# DATASET RECORDS:

◆ ◆ ◆

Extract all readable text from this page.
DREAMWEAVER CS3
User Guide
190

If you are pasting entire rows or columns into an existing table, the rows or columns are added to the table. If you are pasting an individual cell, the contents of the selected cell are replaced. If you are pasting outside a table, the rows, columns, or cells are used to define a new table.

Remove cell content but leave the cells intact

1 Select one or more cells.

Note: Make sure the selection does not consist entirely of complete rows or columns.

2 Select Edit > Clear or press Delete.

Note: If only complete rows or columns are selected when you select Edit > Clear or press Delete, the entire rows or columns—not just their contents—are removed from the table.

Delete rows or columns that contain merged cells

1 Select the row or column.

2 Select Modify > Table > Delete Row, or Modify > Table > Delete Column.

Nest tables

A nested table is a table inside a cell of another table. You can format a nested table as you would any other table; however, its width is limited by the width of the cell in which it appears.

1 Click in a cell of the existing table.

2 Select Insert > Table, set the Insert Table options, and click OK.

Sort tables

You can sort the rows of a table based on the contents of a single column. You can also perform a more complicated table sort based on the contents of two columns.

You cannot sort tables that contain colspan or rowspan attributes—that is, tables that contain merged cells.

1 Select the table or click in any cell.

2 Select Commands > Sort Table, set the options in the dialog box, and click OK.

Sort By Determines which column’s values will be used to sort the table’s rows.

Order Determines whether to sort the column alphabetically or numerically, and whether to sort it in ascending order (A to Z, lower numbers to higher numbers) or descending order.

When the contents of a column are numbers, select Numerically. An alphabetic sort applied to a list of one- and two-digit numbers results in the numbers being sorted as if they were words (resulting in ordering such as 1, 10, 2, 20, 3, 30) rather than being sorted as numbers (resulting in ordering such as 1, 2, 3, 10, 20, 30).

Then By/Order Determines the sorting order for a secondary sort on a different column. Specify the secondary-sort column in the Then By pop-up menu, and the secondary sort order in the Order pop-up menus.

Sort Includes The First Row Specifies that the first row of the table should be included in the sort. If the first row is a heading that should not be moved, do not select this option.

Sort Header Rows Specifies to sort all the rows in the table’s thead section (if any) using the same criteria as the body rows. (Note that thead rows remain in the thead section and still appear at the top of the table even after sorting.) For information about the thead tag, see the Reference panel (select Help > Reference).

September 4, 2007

◆ ◆ ◆

# TASK DIRECTIONS:
The required answer is each line of the entries containing the string "cells".

# OUTPUT OF THE EXERCISE:
If you are pasting entire rows or columns into an existing table, the rows or columns are added to the table. If you are pasting an individual cell, the contents of the selected cell are replaced. If you are pasting outside a table, the rows, columns, or cells are used to define a new table.
Remove cell content but leave the cells intact
1 Select one or more cells.
Delete rows or columns that contain merged cells
You cannot sort tables that contain colspan or rowspan attributes—that is, tables that contain merged cells.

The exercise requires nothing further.